TASK GOAL> Each line that holds the word "Products" counts once; report how many lines do so and nothing else.
--- Begin ---
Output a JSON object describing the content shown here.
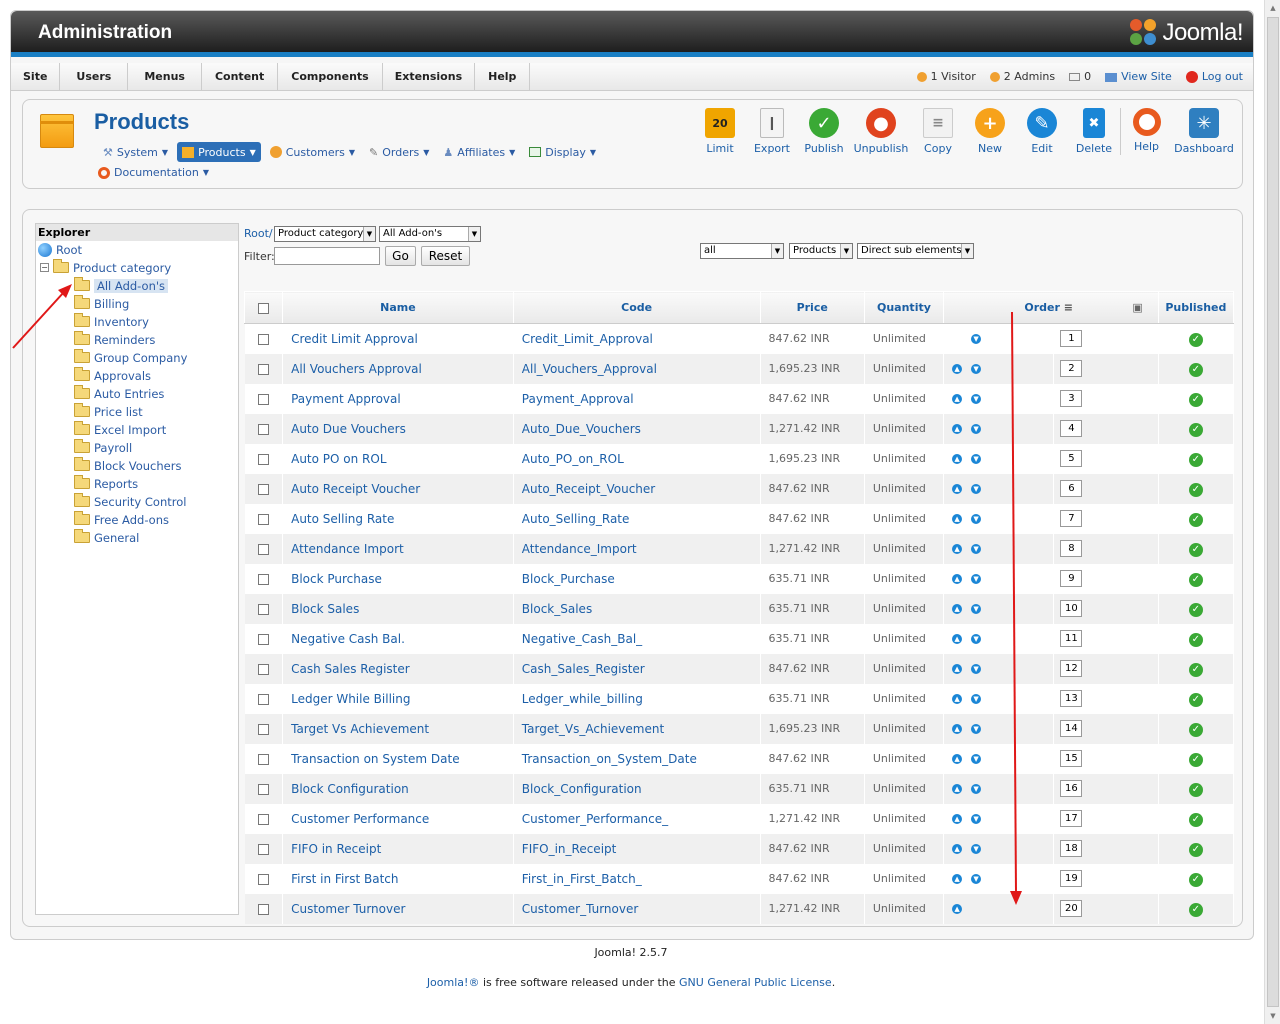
{
  "header": {
    "title": "Administration",
    "logo_text": "Joomla!"
  },
  "menu": [
    "Site",
    "Users",
    "Menus",
    "Content",
    "Components",
    "Extensions",
    "Help"
  ],
  "status": {
    "visitor": "1 Visitor",
    "admins": "2 Admins",
    "messages": "0",
    "view_site": "View Site",
    "logout": "Log out"
  },
  "page": {
    "title": "Products",
    "submenu": [
      {
        "label": "System",
        "icon": "wrench-icon"
      },
      {
        "label": "Products",
        "icon": "box-icon",
        "active": true
      },
      {
        "label": "Customers",
        "icon": "users-icon"
      },
      {
        "label": "Orders",
        "icon": "orders-icon"
      },
      {
        "label": "Affiliates",
        "icon": "affiliates-icon"
      },
      {
        "label": "Display",
        "icon": "display-icon"
      }
    ],
    "documentation": "Documentation"
  },
  "toolbar": [
    {
      "label": "Limit",
      "color": "#f0a500"
    },
    {
      "label": "Export",
      "color": "#e0e0e0"
    },
    {
      "label": "Publish",
      "color": "#3aa935"
    },
    {
      "label": "Unpublish",
      "color": "#e0431e"
    },
    {
      "label": "Copy",
      "color": "#dcdcdc"
    },
    {
      "label": "New",
      "color": "#f7a21a"
    },
    {
      "label": "Edit",
      "color": "#1a86d6"
    },
    {
      "label": "Delete",
      "color": "#1a86d6"
    },
    {
      "label": "Help",
      "color": "#e85a1e"
    },
    {
      "label": "Dashboard",
      "color": "#2f7fc0"
    }
  ],
  "explorer": {
    "title": "Explorer",
    "root": "Root",
    "category": "Product category",
    "items": [
      "All Add-on's",
      "Billing",
      "Inventory",
      "Reminders",
      "Group Company",
      "Approvals",
      "Auto Entries",
      "Price list",
      "Excel Import",
      "Payroll",
      "Block Vouchers",
      "Reports",
      "Security Control",
      "Free Add-ons",
      "General"
    ]
  },
  "filters": {
    "root_label": "Root/",
    "category_select": "Product category",
    "subcategory_select": "All Add-on's",
    "filter_label": "Filter:",
    "go": "Go",
    "reset": "Reset",
    "scope_select": "all",
    "type_select": "Products",
    "depth_select": "Direct sub elements"
  },
  "table": {
    "headers": {
      "name": "Name",
      "code": "Code",
      "price": "Price",
      "quantity": "Quantity",
      "order": "Order",
      "published": "Published"
    },
    "rows": [
      {
        "name": "Credit Limit Approval",
        "code": "Credit_Limit_Approval",
        "price": "847.62 INR",
        "qty": "Unlimited",
        "order": "1"
      },
      {
        "name": "All Vouchers Approval",
        "code": "All_Vouchers_Approval",
        "price": "1,695.23 INR",
        "qty": "Unlimited",
        "order": "2"
      },
      {
        "name": "Payment Approval",
        "code": "Payment_Approval",
        "price": "847.62 INR",
        "qty": "Unlimited",
        "order": "3"
      },
      {
        "name": "Auto Due Vouchers",
        "code": "Auto_Due_Vouchers",
        "price": "1,271.42 INR",
        "qty": "Unlimited",
        "order": "4"
      },
      {
        "name": "Auto PO on ROL",
        "code": "Auto_PO_on_ROL",
        "price": "1,695.23 INR",
        "qty": "Unlimited",
        "order": "5"
      },
      {
        "name": "Auto Receipt Voucher",
        "code": "Auto_Receipt_Voucher",
        "price": "847.62 INR",
        "qty": "Unlimited",
        "order": "6"
      },
      {
        "name": "Auto Selling Rate",
        "code": "Auto_Selling_Rate",
        "price": "847.62 INR",
        "qty": "Unlimited",
        "order": "7"
      },
      {
        "name": "Attendance Import",
        "code": "Attendance_Import",
        "price": "1,271.42 INR",
        "qty": "Unlimited",
        "order": "8"
      },
      {
        "name": "Block Purchase",
        "code": "Block_Purchase",
        "price": "635.71 INR",
        "qty": "Unlimited",
        "order": "9"
      },
      {
        "name": "Block Sales",
        "code": "Block_Sales",
        "price": "635.71 INR",
        "qty": "Unlimited",
        "order": "10"
      },
      {
        "name": "Negative Cash Bal.",
        "code": "Negative_Cash_Bal_",
        "price": "635.71 INR",
        "qty": "Unlimited",
        "order": "11"
      },
      {
        "name": "Cash Sales Register",
        "code": "Cash_Sales_Register",
        "price": "847.62 INR",
        "qty": "Unlimited",
        "order": "12"
      },
      {
        "name": "Ledger While Billing",
        "code": "Ledger_while_billing",
        "price": "635.71 INR",
        "qty": "Unlimited",
        "order": "13"
      },
      {
        "name": "Target Vs Achievement",
        "code": "Target_Vs_Achievement",
        "price": "1,695.23 INR",
        "qty": "Unlimited",
        "order": "14"
      },
      {
        "name": "Transaction on System Date",
        "code": "Transaction_on_System_Date",
        "price": "847.62 INR",
        "qty": "Unlimited",
        "order": "15"
      },
      {
        "name": "Block Configuration",
        "code": "Block_Configuration",
        "price": "635.71 INR",
        "qty": "Unlimited",
        "order": "16"
      },
      {
        "name": "Customer Performance",
        "code": "Customer_Performance_",
        "price": "1,271.42 INR",
        "qty": "Unlimited",
        "order": "17"
      },
      {
        "name": "FIFO in Receipt",
        "code": "FIFO_in_Receipt",
        "price": "847.62 INR",
        "qty": "Unlimited",
        "order": "18"
      },
      {
        "name": "First in First Batch",
        "code": "First_in_First_Batch_",
        "price": "847.62 INR",
        "qty": "Unlimited",
        "order": "19"
      },
      {
        "name": "Customer Turnover",
        "code": "Customer_Turnover",
        "price": "1,271.42 INR",
        "qty": "Unlimited",
        "order": "20"
      }
    ]
  },
  "footer": {
    "version": "Joomla! 2.5.7",
    "joomla_link": "Joomla!®",
    "middle": " is free software released under the ",
    "license_link": "GNU General Public License",
    "end": "."
  },
  "colors": {
    "accent": "#1a7fc4",
    "link": "#1c5fa8",
    "annotation_arrow": "#e01818"
  }
}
--- End ---
CORRECT RESPONSE> 3